TAREFA PROPOSTA A:
Nas entradas abaixo, expresse como uma lista JSON de strings o trecho que começa na linha que contém "334, 290, 337]" e termina na linha que contém "bar-segment: Mining &", incluindo ambas. Cada linha deve ser uma string, e as linhas em branco ficam de fora.

EXCERTO DO TEXTO:
━━━━━━━━━━
Tradução: Carla Pedro

As medidas repressivas do governo chinês sobre a Alibaba no ano passado, e sobre a plataforma de transporte privado Didi este mês, geraram uma forte especulação sobre o futuro do setor tecnológico no país. Há quem veja as recentes intervenções regulatórias chinesas como parte de uma tendência justificável que tem paralelo com o próprio aumento do escrutínio das “big tech” pelas autoridades dos EUA. Outros veem nisto uma forma de controlo de dados que, de outro modo, poderiam ser explorados pelos países ocidentais. E há ainda quem, de forma mais plausível, veja nisto uma chamada de atenção para lembrar às grandes empresas chinesas que o Partido Comunista da China ainda está no comando.

Mas, sobretudo em matéria consequencial, as ações do governo chinês são parte de um esforço mais vasto de dissociar a China dos Estados Unidos – um desenvolvimento que poderá ter sérias implicações a nível global. Apesar da constante deterioração nas relações económicas e estratégicas entre Pequim e Washington, poucos pensaram que esta rivalidade se transformaria num confronto geopolítico ao estilo da Guerra Fria. Durante algum tempo, os EUA foram bastante dependentes da China e as duas economias estavam demasiado interligadas. Agora, talvez possamos estar a dirigir-nos para um equilíbrio fundamentalmente diferente.

Houve três dinâmicas interligadas que definiram a Guerra Fria. A primeira, e talvez a mais importante, foi a rivalidade ideológica. O Ocidente liderado pelos EUA e a União Soviética tinham visões diferentes sobre como o mundo deveria estar organizado e cada um dos lados tentava propagar a sua visão, por vezes através de meios nefastos. Havia também a dimensão militar, ilustrada mais vivamente pela corrida ao armamento nuclear. E ambos os blocos ansiavam assegurar a liderança no progresso científico, tecnológico e económico, porque reconheciam que era um aspeto essencial para se ser predominante em termos ideológicos e militares.

Embora os soviéticos tenham acabado por se revelar menos bem-sucedidos do que os Estados Unidos no impulso do crescimento económico, o facto é que cedo alcançaram vitórias tecnológicas e militares. O bem-sucedido lançamento do satélite Sputnik funcionou como um alerta para os EUA.

As acentuadas rivalidades da Guerra Fria ocorreram em grande medida pelo facto de os EUA e a União Soviética estarem desacoplados. Os investimentos e progressos tecnológicos dos Estados Unidos não chegavam automaticamente aos soviéticos (exceto, por vezes, através de espionagem) da mesma forma que chegaram à China nas últimas décadas.

Mas, agora, as hostilidades sino-americanas, exacerbadas pela diplomacia incoerente do ex-presidente Donald Trump, criaram análogos modernos das rivalidades da Guerra Fria. A clivagem ideológica, que nem sequer estava no horizonte há 20 anos, está hoje bem definida, com o Ocidente a louvar as virtudes da democracia (defeitos incluídos), ao passo que a China promove de forma confiante o seu modelo autoritário um pouco por todo o mundo, especialmente na Ásia e África.
━━━━━━━━━━
[Dados dos limites das regiões]
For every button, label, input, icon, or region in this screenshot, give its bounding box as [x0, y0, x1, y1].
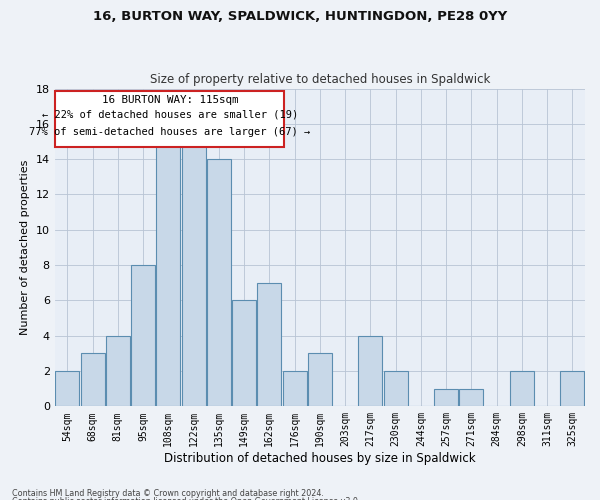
- Bar: [383, 371, 407, 406]
- Text: 77% of semi-detached houses are larger (67) →: 77% of semi-detached houses are larger (…: [29, 127, 310, 137]
- Text: 16, BURTON WAY, SPALDWICK, HUNTINGDON, PE28 0YY: 16, BURTON WAY, SPALDWICK, HUNTINGDON, P…: [93, 10, 507, 23]
- Bar: [460, 388, 484, 406]
- Bar: [106, 336, 130, 406]
- Bar: [55, 371, 79, 406]
- Bar: [257, 283, 281, 406]
- Title: Size of property relative to detached houses in Spaldwick: Size of property relative to detached ho…: [149, 73, 490, 86]
- Bar: [283, 371, 307, 406]
- Bar: [182, 142, 206, 406]
- X-axis label: Distribution of detached houses by size in Spaldwick: Distribution of detached houses by size …: [164, 452, 476, 465]
- Text: 16 BURTON WAY: 115sqm: 16 BURTON WAY: 115sqm: [101, 95, 238, 105]
- Bar: [157, 142, 180, 406]
- Bar: [207, 159, 231, 406]
- Bar: [232, 300, 256, 406]
- Text: Contains HM Land Registry data © Crown copyright and database right 2024.: Contains HM Land Registry data © Crown c…: [12, 488, 324, 498]
- Bar: [560, 371, 584, 406]
- Y-axis label: Number of detached properties: Number of detached properties: [20, 160, 30, 335]
- FancyBboxPatch shape: [55, 91, 284, 147]
- Bar: [510, 371, 534, 406]
- Bar: [80, 354, 104, 406]
- Bar: [358, 336, 382, 406]
- Bar: [434, 388, 458, 406]
- Bar: [131, 265, 155, 406]
- Bar: [308, 354, 332, 406]
- Text: ← 22% of detached houses are smaller (19): ← 22% of detached houses are smaller (19…: [41, 109, 298, 119]
- Text: Contains public sector information licensed under the Open Government Licence v3: Contains public sector information licen…: [12, 497, 361, 500]
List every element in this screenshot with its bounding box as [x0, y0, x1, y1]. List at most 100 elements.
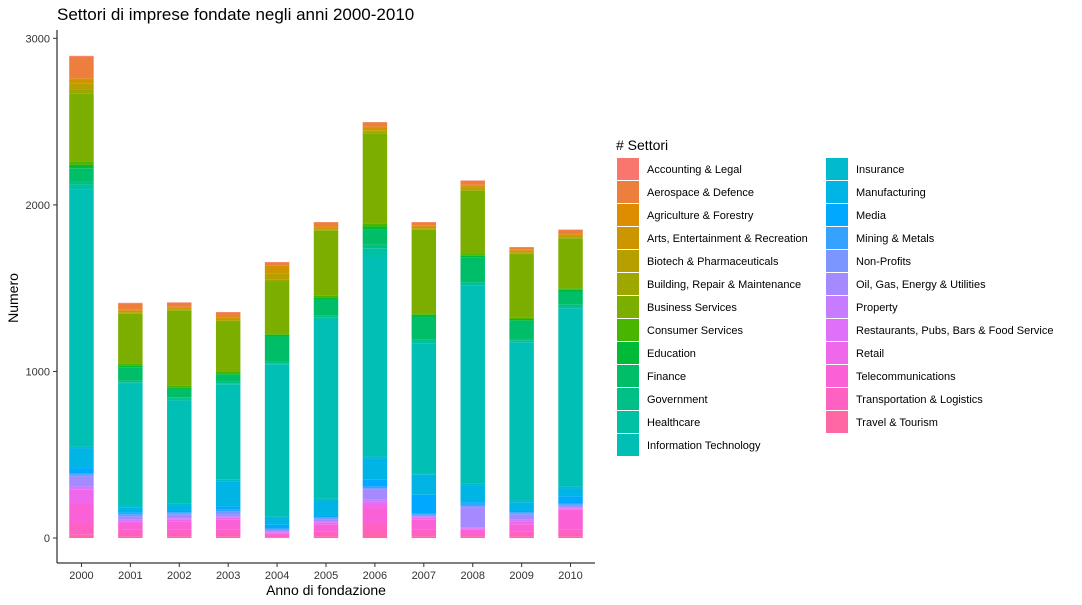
bar-segment: Education 2004: 10	[264, 334, 290, 337]
x-tick-label: 2009	[509, 570, 533, 582]
legend-item: Government	[617, 388, 708, 410]
bar-segment: Property 2007: 5	[411, 516, 437, 518]
bar-segment: Government 2002: 10	[167, 397, 192, 399]
bar-segment: Finance 2002: 50	[167, 388, 192, 398]
bar-segment: Telecommunications 2008: 20	[460, 529, 485, 534]
bar-segment: Arts, Entertainment & Recreation 2002: 8	[167, 307, 192, 309]
bar-segment: Healthcare 2000: 30	[69, 184, 94, 190]
bar-segment: Mining & Metals 2009: 5	[509, 512, 534, 514]
legend-item: Finance	[617, 365, 686, 387]
bar-segment: Building, Repair & Maintenance 2009: 5	[509, 253, 534, 255]
bar-segment: Finance 2003: 40	[215, 374, 241, 382]
bar-segment: Government 2005: 10	[313, 315, 339, 318]
legend-swatch	[826, 342, 848, 364]
legend-swatch	[826, 181, 848, 203]
bar-segment: Government 2006: 20	[362, 244, 388, 249]
legend-swatch	[617, 411, 639, 433]
bar-segment: Information Technology 2004: 910	[264, 364, 290, 517]
bar-segment: Business Services 2006: 540	[362, 133, 388, 224]
legend-item: Business Services	[617, 296, 737, 318]
bar-segment: Healthcare 2001: 10	[118, 382, 143, 384]
bar-segment: Restaurants, Pubs, Bars & Food Service 2…	[362, 501, 388, 504]
bar-segment: Building, Repair & Maintenance 2000: 20	[69, 89, 94, 94]
legend-swatch	[826, 319, 848, 341]
bar-segment: Property 2000: 10	[69, 486, 94, 489]
bar-segment: Biotech & Pharmaceuticals 2009: 5	[509, 252, 534, 254]
legend-item: Travel & Tourism	[826, 411, 938, 433]
bar-segment: Retail 2009: 20	[509, 521, 534, 525]
legend-swatch	[826, 204, 848, 226]
bar-segment: Finance 2000: 80	[69, 168, 94, 182]
bar-segment: Media 2008: 10	[460, 502, 485, 504]
bar-segment: Biotech & Pharmaceuticals 2008: 10	[460, 187, 485, 190]
legend-item: Agriculture & Forestry	[617, 204, 754, 226]
bar-segment: Non-Profits 2002: 10	[167, 513, 192, 515]
bar-segment: Business Services 2000: 410	[69, 93, 94, 162]
bar-segment: Biotech & Pharmaceuticals 2000: 40	[69, 83, 94, 90]
bar-segment: Restaurants, Pubs, Bars & Food Service 2…	[264, 532, 290, 534]
bar-segment: Consumer Services 2002: 10	[167, 385, 192, 388]
y-axis-title: Numero	[5, 273, 21, 323]
bar-segment: Retail 2002: 10	[167, 519, 192, 522]
bar-segment: Arts, Entertainment & Recreation 2008: 1…	[460, 185, 485, 188]
bar-segment: Retail 2007: 10	[411, 518, 437, 520]
legend-label: Accounting & Legal	[647, 164, 742, 176]
bar-segment: Agriculture & Forestry 2001: 5	[118, 309, 143, 311]
bar-segment: Biotech & Pharmaceuticals 2002: 5	[167, 308, 192, 310]
legend-label: Biotech & Pharmaceuticals	[647, 256, 779, 268]
bar-segment: Telecommunications 2007: 60	[411, 519, 437, 530]
bar-segment: Restaurants, Pubs, Bars & Food Service 2…	[167, 518, 192, 520]
bar-segment: Transportation & Logistics 2008: 20	[460, 533, 485, 537]
bar-segment: Travel & Tourism 2010: 10	[558, 536, 583, 539]
bar-segment: Media 2003: 20	[215, 506, 241, 510]
bar-segment: Business Services 2008: 380	[460, 190, 485, 255]
bar-segment: Restaurants, Pubs, Bars & Food Service 2…	[313, 522, 339, 524]
bar-stack-2002: Travel & Tourism 2002: 10Transportation …	[167, 302, 192, 539]
x-axis-ticks: 2000 2001 2002 2003 2004 2005 2006 2007 2008 2009…	[69, 563, 583, 582]
legend-item: Manufacturing	[826, 181, 926, 203]
bar-segment: Aerospace & Defence 2004: 20	[264, 262, 290, 266]
legend-item: Healthcare	[617, 411, 700, 433]
x-tick-label: 2003	[216, 570, 240, 582]
bar-segment: Aerospace & Defence 2003: 25	[215, 312, 241, 317]
legend-swatch	[826, 388, 848, 410]
bar-segment: Oil, Gas, Energy & Utilities 2004: 5	[264, 530, 290, 532]
bar-segment: Restaurants, Pubs, Bars & Food Service 2…	[69, 488, 94, 490]
bar-segment: Telecommunications 2010: 120	[558, 509, 583, 530]
bar-segment: Telecommunications 2002: 50	[167, 521, 192, 530]
bar-segment: Building, Repair & Maintenance 2004: 10	[264, 279, 290, 282]
bar-stack-2000: Travel & Tourism 2000: 20Transportation …	[69, 55, 94, 539]
bar-segment: Education 2002: 10	[167, 387, 192, 389]
legend-label: Agriculture & Forestry	[647, 210, 754, 222]
legend-item: Media	[826, 204, 887, 226]
bar-segment: Finance 2006: 90	[362, 229, 388, 245]
bar-segment: Government 2007: 10	[411, 339, 437, 342]
bar-segment: Education 2005: 10	[313, 297, 339, 299]
bar-segment: Property 2010: 5	[558, 507, 583, 509]
bar-stack-2001: Travel & Tourism 2001: 10Transportation …	[118, 302, 143, 539]
bar-segment: Agriculture & Forestry 2000: 10	[69, 78, 94, 80]
bar-segment: Telecommunications 2006: 90	[362, 508, 388, 524]
bar-segment: Media 2002: 10	[167, 510, 192, 513]
bar-segment: Education 2006: 20	[362, 226, 388, 230]
bar-segment: Business Services 2004: 310	[264, 281, 290, 334]
bar-segment: Oil, Gas, Energy & Utilities 2005: 10	[313, 519, 339, 522]
bar-segment: Oil, Gas, Energy & Utilities 2009: 30	[509, 514, 534, 520]
bar-segment: Insurance 2004: 10	[264, 516, 290, 519]
bar-segment: Non-Profits 2005: 10	[313, 518, 339, 520]
bar-segment: Government 2001: 10	[118, 380, 143, 383]
legend-item: Mining & Metals	[826, 227, 935, 249]
bar-segment: Finance 2005: 100	[313, 298, 339, 316]
bar-segment: Building, Repair & Maintenance 2007: 5	[411, 229, 437, 230]
bar-segment: Transportation & Logistics 2010: 40	[558, 529, 583, 537]
legend-item: Consumer Services	[617, 319, 743, 341]
bar-segment: Restaurants, Pubs, Bars & Food Service 2…	[215, 517, 241, 519]
bar-segment: Manufacturing 2002: 30	[167, 505, 192, 511]
bar-segment: Oil, Gas, Energy & Utilities 2010: 10	[558, 505, 583, 508]
bar-stack-2006: Travel & Tourism 2006: 30Transportation …	[362, 122, 388, 539]
bar-segment: Property 2006: 10	[362, 499, 388, 502]
bar-segment: Education 2009: 10	[509, 318, 534, 321]
legend-label: Consumer Services	[647, 325, 743, 337]
bar-segment: Building, Repair & Maintenance 2002: 5	[167, 309, 192, 311]
legend-swatch	[617, 319, 639, 341]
━━━━━━━━━━
TAREFA PROPOSTA B:
Dê seguimento ao texto acima sobre a rivalidade entre a China e os Estados Unidos, começando logo após a última frase apresentada.

RESULTADO DA TAREFA A:
[
  "bar-segment: Education 2004: 10\t[264, 334, 290, 337]",
  "x-tick-label: 2009\t[509, 570, 533, 582]",
  "legend-item: Government\t[617, 388, 708, 410]",
  "bar-segment: Property 2007: 5\t[411, 516, 437, 518]",
  "bar-segment: Government 2002: 10\t[167, 397, 192, 399]",
  "bar-segment: Finance 2002: 50\t[167, 388, 192, 398]",
  "bar-segment: Telecommunications 2008: 20\t[460, 529, 485, 534]",
  "bar-segment: Arts, Entertainment & Recreation 2002: 8\t[167, 307, 192, 309]",
  "bar-segment: Healthcare 2000: 30\t[69, 184, 94, 190]",
  "bar-segment: Mining & Metals 2009: 5\t[509, 512, 534, 514]"
]

RESULTADO DA TAREFA B:
Ao mesmo tempo, a China abriu novas frentes militares, nomeadamente no mar da China Meridional e no estreito de Taiwan. E, é claro, a rivalidade económica e tecnológica tem vindo a escalar ao longo da última década, com ambos os lados a concluírem que estão numa corrida existencial para alcançarem a dominância em matéria de inteligência artificial. Embora este foco na inteligência artificial possa ser inadequado, não restam grandes dúvidas de que o controlo das tecnologias digitais, biociência, eletrónica avançada e semicondutores é de extrema importância.

Alguns observadores aplaudiram esta nova rivalidade, acreditando que ela dará ao Ocidente um propósito comum bem definido. Afinal de contas, o “momento Sputnik” motivou o governo norte-americano a investir em infraestruturas, educação e novas tecnologias. Uma missão similar para as políticas públicas atuais poderá trazer muitos benefícios; com efeito, a Administração Biden já começou a enquadrar as prioridades de investimento dos EUA no contexto da rivalidade sino-americana.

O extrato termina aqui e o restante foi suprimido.